## Data entries
☆ ☆ ☆ ☆ ☆
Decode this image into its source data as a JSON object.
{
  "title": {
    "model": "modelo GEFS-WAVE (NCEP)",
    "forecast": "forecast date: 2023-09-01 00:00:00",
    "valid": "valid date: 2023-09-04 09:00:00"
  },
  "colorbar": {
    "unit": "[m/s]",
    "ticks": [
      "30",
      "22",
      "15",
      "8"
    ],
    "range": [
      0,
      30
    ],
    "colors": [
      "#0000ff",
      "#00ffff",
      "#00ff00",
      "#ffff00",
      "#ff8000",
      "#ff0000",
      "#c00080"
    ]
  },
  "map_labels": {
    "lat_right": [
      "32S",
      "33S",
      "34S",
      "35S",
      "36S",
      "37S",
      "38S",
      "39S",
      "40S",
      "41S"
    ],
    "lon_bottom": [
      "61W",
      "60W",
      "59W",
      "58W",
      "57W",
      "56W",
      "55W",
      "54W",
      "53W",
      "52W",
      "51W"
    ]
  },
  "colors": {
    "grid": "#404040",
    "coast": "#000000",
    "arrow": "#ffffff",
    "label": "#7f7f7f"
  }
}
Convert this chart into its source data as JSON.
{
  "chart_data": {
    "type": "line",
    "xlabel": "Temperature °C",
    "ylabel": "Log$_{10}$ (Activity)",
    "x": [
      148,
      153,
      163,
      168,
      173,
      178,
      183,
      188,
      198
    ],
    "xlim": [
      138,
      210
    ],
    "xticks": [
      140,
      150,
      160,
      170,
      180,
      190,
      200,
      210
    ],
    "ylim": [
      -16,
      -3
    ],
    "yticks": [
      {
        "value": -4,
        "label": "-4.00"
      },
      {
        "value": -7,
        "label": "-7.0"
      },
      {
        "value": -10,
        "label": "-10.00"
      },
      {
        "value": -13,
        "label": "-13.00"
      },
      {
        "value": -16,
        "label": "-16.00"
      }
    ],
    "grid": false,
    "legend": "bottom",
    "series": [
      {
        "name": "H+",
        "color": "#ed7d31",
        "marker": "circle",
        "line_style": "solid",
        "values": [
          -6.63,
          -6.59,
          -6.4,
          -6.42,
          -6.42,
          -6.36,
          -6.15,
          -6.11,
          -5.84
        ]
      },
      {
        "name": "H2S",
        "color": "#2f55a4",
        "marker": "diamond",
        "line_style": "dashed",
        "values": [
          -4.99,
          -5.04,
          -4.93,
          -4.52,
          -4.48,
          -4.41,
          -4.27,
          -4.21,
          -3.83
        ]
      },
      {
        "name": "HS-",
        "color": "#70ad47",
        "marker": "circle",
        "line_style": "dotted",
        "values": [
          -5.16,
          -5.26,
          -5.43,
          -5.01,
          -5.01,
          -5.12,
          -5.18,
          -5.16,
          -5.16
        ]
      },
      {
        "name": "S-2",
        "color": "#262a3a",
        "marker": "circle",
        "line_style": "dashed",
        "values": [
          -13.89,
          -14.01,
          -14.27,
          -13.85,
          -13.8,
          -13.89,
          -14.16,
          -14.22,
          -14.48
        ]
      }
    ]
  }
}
☆ ☆ ☆ ☆ ☆
## Task to carry out
Look through the entries and return every line where "into" appears.

## Result for this task
Decode this image into its source data as a JSON object.
Convert this chart into its source data as JSON.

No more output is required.